• **Work to be completed**
Extract every line from the records below that contains the word "JSON".
------------------------------------------------------------------------
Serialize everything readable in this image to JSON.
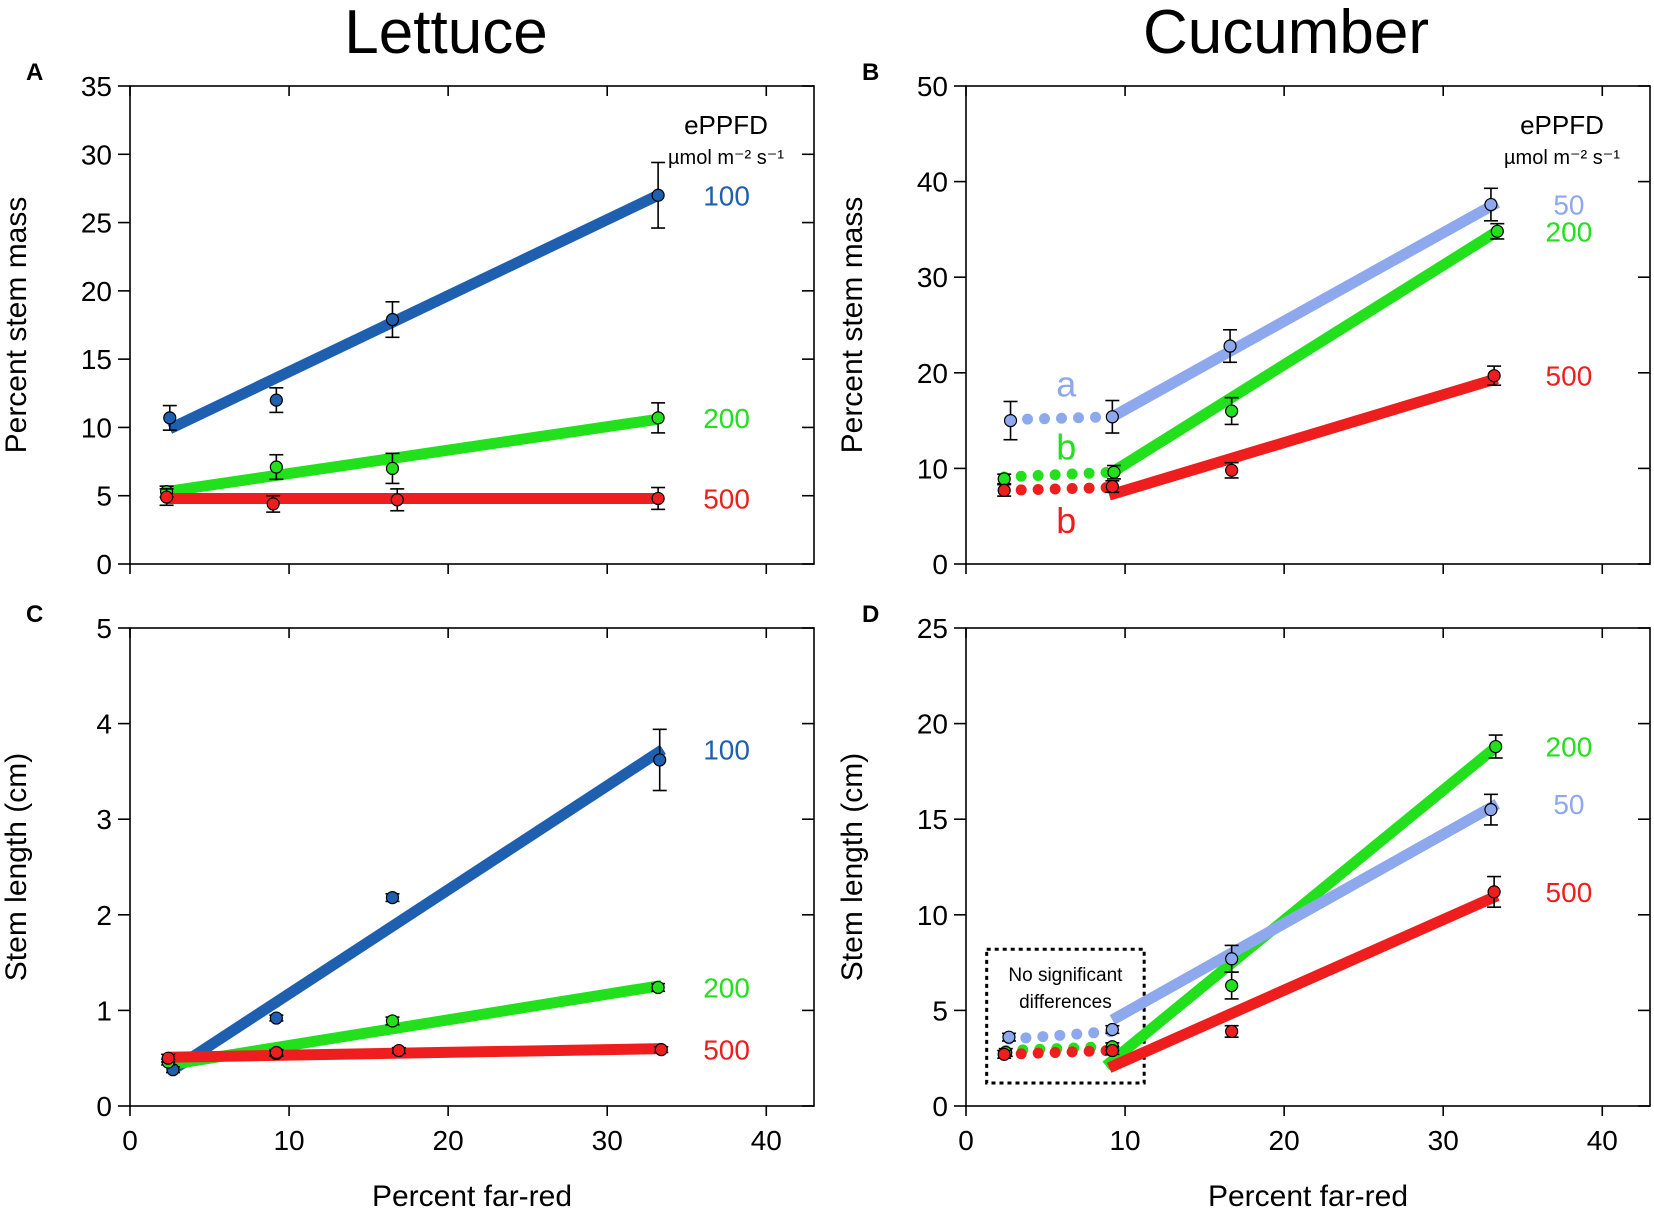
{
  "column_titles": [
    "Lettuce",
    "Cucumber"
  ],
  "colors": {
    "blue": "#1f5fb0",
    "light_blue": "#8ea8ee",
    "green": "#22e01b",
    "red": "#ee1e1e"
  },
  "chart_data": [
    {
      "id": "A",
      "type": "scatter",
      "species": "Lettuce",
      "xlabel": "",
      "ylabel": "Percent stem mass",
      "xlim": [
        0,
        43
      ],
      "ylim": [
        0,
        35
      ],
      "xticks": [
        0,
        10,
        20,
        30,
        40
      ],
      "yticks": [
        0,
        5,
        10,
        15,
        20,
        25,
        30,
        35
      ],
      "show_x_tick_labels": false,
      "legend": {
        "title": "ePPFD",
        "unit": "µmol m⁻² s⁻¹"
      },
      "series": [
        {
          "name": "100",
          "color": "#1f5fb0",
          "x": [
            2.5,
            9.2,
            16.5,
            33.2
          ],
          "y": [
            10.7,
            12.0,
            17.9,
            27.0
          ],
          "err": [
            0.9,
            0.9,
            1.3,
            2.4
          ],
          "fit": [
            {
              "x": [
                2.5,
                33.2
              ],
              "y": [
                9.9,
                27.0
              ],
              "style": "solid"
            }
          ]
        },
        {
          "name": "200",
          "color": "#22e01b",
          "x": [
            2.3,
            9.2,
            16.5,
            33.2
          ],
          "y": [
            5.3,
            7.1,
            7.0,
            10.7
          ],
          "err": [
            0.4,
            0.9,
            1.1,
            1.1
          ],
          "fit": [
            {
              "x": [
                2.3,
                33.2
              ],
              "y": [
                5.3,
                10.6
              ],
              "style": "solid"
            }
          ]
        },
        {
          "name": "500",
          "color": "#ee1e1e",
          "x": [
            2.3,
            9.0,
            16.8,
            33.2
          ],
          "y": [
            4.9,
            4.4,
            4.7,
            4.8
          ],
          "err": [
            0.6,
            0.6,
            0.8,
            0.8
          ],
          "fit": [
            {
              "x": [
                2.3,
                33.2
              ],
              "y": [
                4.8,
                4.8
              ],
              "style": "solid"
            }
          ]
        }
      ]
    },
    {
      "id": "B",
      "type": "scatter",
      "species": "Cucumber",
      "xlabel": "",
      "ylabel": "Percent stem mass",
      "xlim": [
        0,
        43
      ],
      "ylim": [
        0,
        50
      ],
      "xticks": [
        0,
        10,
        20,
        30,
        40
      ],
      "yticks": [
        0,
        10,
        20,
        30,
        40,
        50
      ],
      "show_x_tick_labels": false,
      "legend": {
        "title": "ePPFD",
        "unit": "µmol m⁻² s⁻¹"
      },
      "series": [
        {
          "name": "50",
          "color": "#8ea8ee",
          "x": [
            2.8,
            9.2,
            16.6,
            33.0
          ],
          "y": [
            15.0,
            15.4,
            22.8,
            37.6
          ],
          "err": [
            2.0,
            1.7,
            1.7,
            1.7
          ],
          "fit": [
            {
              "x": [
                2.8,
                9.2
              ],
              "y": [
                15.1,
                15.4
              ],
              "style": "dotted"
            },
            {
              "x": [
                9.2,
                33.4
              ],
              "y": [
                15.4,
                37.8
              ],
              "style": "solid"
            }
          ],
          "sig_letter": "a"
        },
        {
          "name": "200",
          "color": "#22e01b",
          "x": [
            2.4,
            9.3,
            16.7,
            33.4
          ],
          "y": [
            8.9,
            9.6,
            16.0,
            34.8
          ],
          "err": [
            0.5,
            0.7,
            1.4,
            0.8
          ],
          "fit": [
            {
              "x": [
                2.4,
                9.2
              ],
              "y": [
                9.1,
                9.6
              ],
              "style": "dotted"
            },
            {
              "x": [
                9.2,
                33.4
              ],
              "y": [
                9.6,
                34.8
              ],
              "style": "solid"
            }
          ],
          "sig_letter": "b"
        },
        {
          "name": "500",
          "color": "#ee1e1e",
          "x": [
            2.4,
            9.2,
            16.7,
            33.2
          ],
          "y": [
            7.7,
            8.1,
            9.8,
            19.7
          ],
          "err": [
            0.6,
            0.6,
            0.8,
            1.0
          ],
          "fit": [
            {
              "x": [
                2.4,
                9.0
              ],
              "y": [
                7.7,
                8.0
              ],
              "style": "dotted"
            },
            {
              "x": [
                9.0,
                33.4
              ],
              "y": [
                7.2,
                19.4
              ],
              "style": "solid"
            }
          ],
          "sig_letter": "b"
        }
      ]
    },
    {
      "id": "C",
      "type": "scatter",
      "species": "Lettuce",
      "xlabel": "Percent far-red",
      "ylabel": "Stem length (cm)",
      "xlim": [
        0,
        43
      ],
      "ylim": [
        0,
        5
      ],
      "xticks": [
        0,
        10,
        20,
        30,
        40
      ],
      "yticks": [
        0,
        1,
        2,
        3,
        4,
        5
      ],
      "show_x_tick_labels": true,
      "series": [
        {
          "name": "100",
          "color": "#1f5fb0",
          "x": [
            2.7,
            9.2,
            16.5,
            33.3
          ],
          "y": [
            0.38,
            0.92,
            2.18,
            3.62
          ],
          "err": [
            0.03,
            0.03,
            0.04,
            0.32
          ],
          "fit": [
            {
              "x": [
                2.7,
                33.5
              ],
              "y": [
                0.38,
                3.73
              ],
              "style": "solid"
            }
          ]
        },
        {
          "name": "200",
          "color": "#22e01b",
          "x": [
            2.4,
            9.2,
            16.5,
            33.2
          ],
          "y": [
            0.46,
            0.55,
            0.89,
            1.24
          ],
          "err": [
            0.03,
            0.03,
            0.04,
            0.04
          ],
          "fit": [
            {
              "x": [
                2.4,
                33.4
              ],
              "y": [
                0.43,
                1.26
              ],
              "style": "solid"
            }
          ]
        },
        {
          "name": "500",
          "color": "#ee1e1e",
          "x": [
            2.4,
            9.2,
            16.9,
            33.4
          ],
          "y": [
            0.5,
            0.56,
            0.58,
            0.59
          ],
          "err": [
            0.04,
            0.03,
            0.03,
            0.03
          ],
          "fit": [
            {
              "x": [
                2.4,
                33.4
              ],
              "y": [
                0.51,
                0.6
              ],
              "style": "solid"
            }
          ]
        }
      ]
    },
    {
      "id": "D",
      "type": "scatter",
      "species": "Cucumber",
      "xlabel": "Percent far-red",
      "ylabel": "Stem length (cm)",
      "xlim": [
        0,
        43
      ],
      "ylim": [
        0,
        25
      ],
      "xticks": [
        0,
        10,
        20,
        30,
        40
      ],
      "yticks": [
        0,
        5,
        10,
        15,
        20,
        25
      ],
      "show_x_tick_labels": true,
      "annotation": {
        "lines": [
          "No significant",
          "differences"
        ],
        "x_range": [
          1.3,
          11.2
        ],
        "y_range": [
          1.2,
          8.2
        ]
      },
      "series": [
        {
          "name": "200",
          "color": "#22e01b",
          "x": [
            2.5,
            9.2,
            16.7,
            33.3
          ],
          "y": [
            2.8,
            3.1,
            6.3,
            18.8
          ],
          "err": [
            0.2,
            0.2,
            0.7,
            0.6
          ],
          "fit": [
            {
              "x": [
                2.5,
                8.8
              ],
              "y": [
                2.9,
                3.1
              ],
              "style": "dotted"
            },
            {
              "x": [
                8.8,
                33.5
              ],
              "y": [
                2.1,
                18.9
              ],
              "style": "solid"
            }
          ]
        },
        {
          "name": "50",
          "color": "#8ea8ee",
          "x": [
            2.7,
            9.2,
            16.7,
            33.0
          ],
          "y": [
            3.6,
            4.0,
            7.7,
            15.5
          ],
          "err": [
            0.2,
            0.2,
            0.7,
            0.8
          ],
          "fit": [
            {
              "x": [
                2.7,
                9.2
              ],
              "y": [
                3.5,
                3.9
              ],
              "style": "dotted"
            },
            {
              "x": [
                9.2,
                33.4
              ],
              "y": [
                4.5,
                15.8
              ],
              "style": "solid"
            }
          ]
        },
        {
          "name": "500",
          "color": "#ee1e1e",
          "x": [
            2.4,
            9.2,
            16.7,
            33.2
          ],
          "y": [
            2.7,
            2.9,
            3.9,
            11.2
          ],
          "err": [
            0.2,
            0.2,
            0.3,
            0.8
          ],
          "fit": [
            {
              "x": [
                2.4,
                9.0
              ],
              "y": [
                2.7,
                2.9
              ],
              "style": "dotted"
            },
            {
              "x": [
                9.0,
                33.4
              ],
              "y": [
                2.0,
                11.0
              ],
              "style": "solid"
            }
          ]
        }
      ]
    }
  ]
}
------------------------------------------------------------------------
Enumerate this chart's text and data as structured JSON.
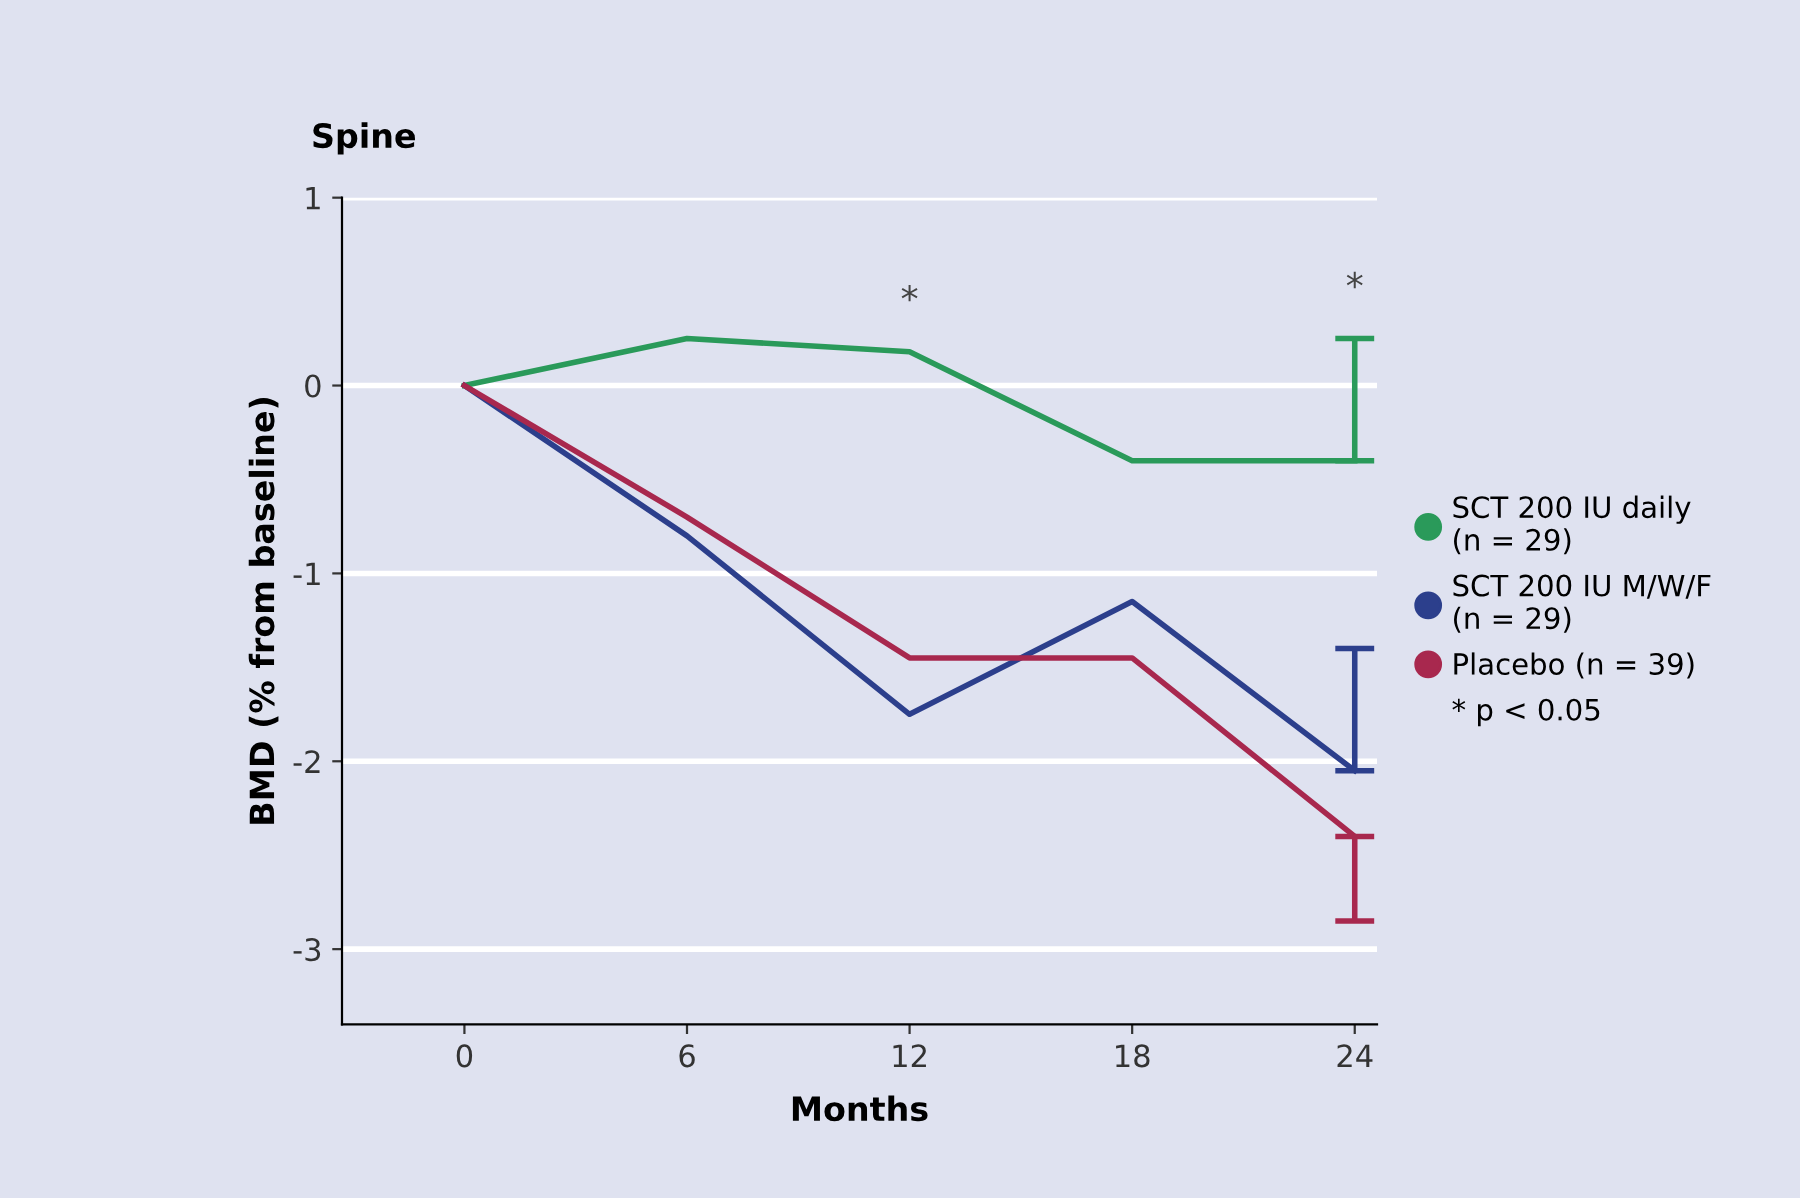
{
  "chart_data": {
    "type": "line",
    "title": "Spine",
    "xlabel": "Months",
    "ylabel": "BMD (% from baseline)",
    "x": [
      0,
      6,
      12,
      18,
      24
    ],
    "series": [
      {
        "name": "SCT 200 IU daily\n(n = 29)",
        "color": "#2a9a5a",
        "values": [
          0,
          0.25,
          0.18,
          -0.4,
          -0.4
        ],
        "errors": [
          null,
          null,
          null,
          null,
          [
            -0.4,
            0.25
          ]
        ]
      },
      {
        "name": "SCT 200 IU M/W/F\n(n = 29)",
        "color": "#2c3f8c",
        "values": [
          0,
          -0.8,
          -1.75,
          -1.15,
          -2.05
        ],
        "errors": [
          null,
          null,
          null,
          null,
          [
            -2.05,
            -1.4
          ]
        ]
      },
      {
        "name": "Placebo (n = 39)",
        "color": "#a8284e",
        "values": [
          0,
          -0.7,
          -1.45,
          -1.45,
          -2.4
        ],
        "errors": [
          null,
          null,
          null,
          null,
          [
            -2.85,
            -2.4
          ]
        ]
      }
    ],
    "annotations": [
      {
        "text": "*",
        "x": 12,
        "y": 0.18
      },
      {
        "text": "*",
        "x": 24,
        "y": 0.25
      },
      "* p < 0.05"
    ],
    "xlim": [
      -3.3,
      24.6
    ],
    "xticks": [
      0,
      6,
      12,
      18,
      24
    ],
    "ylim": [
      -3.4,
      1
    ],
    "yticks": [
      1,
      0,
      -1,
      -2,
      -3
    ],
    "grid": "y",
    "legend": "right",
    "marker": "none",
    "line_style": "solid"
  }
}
------------------------------------------------------------------------
• **Answer in full**
Serialize everything readable in this image to JSON.
Enumerate this chart's text and data as structured JSON.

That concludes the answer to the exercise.